Sort through the data and copy the lines holding the word "field".

-- Begin EXTRACTED RECORDS --

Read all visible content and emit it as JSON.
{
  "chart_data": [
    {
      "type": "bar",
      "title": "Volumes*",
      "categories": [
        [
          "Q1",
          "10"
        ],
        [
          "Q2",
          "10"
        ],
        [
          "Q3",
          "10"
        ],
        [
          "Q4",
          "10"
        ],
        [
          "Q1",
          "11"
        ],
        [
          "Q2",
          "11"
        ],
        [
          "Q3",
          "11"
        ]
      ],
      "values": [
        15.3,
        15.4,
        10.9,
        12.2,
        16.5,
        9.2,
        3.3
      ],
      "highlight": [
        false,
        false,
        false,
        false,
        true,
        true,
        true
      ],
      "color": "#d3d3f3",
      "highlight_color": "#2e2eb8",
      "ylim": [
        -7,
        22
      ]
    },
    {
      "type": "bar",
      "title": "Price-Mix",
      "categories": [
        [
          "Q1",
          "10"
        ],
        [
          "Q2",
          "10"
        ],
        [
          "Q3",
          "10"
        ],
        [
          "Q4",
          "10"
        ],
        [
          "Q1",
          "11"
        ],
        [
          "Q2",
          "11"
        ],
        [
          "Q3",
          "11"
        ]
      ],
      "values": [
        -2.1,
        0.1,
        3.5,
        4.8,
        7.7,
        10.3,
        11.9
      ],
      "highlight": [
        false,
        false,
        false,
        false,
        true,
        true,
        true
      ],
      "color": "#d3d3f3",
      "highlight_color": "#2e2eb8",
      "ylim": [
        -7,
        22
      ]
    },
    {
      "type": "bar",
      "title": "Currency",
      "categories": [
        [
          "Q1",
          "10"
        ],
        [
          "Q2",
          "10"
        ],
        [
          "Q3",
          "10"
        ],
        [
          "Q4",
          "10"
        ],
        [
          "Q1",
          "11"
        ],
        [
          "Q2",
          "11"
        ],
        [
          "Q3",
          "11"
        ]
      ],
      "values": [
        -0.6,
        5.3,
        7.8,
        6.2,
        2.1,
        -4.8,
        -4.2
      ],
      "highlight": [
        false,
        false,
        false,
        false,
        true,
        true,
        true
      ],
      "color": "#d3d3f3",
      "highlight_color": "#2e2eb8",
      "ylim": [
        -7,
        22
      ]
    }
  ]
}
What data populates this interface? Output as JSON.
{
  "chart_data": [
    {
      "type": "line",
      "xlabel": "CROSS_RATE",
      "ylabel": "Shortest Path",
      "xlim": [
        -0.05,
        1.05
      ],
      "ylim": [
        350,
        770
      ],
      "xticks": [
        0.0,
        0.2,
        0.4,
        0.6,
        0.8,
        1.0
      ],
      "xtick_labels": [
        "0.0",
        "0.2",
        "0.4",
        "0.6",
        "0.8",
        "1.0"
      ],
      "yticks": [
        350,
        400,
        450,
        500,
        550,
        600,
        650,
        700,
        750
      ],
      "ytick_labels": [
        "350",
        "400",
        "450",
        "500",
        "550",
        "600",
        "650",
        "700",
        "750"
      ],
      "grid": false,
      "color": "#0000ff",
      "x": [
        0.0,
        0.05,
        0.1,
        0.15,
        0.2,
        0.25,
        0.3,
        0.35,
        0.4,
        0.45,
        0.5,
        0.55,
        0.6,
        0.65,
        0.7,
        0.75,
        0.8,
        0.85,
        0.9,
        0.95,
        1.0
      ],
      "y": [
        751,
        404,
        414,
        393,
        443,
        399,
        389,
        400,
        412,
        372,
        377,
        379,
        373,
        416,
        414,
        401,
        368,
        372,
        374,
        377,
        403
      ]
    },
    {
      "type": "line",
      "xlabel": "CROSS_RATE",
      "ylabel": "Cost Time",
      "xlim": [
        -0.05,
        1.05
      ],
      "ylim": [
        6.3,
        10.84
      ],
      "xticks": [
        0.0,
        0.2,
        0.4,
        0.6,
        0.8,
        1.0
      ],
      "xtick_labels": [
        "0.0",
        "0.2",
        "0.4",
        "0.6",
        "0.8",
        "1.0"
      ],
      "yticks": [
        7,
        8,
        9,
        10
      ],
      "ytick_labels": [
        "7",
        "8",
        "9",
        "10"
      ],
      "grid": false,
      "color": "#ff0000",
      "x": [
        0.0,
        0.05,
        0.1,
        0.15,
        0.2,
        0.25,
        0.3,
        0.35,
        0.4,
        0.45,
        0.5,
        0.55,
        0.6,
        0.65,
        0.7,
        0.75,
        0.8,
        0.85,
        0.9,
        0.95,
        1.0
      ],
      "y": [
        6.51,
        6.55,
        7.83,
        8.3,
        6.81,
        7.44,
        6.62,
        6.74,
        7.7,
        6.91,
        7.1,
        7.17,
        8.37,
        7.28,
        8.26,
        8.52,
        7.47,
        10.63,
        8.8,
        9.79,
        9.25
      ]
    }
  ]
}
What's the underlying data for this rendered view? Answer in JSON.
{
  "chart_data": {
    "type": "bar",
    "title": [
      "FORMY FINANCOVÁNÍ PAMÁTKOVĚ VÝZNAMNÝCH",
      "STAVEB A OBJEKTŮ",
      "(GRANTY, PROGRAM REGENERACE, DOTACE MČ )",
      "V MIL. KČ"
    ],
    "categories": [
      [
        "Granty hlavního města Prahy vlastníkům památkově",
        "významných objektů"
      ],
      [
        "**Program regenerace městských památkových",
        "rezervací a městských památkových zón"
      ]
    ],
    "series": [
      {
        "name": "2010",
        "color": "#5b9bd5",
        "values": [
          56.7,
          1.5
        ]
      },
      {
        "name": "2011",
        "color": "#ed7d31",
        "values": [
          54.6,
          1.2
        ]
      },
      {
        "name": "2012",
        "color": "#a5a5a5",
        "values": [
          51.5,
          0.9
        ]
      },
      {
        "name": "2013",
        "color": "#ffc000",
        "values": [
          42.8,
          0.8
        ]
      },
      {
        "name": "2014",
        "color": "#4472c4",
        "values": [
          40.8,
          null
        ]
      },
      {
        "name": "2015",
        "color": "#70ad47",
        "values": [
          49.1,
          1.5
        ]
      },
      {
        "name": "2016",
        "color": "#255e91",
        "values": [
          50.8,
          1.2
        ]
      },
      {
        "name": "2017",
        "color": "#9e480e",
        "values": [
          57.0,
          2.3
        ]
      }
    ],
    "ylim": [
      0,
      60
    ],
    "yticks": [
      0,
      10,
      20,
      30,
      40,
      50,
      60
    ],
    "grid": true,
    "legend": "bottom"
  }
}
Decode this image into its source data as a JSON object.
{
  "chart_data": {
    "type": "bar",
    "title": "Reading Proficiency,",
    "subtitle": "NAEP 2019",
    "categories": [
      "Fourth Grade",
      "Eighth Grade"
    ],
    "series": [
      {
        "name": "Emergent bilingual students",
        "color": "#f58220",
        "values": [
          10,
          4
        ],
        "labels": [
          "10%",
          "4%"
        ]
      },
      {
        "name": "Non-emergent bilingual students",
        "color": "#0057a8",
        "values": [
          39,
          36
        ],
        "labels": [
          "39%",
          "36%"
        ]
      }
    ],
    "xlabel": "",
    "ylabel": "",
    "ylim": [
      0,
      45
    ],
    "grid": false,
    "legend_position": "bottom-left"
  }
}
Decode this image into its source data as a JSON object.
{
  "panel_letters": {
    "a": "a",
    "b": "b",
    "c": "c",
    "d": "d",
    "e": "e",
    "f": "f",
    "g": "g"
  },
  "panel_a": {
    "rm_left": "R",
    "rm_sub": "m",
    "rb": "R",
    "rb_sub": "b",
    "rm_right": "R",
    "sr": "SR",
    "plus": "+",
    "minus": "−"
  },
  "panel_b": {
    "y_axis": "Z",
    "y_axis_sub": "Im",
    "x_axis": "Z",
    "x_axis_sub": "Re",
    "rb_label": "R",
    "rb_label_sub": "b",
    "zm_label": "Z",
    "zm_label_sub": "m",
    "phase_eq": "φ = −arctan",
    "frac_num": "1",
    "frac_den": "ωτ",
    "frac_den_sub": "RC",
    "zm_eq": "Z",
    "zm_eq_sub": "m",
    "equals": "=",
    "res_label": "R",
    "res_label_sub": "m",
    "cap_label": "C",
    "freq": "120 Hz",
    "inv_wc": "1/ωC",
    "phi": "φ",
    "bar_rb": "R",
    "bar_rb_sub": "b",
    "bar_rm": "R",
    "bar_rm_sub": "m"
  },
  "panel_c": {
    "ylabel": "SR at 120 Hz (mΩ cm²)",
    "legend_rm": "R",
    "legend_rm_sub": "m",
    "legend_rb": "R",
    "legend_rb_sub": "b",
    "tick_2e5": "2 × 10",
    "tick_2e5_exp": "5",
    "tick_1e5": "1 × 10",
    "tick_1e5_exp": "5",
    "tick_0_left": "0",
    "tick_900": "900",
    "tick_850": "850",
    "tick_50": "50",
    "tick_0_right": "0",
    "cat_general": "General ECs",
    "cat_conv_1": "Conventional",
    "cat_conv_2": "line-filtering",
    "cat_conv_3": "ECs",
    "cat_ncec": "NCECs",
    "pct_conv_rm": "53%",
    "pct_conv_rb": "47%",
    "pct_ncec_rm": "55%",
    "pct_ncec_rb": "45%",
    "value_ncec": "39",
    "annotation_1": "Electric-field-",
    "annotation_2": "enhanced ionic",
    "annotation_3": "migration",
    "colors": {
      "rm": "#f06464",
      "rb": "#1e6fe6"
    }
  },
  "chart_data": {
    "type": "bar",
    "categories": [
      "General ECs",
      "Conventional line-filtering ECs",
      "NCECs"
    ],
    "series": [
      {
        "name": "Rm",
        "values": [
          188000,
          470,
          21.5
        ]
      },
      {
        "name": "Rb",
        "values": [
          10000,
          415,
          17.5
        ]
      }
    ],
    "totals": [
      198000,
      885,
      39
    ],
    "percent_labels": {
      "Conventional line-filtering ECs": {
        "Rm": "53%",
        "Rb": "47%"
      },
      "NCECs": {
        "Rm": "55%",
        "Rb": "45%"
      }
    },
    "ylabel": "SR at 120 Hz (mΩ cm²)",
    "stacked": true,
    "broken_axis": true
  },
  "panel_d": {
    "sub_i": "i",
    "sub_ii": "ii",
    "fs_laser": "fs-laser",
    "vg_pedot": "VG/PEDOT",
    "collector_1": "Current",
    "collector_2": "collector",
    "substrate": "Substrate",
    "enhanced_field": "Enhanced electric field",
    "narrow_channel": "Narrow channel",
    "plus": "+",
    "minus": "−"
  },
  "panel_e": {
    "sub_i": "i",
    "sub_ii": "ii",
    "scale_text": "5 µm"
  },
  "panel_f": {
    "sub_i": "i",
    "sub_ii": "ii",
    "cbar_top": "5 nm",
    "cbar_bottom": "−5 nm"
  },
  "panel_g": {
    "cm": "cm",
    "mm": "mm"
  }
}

-- End EXTRACTED RECORDS --

EXERCISE ANSWER →
    "annotation_1": "Electric-field-",
    "enhanced_field": "Enhanced electric field",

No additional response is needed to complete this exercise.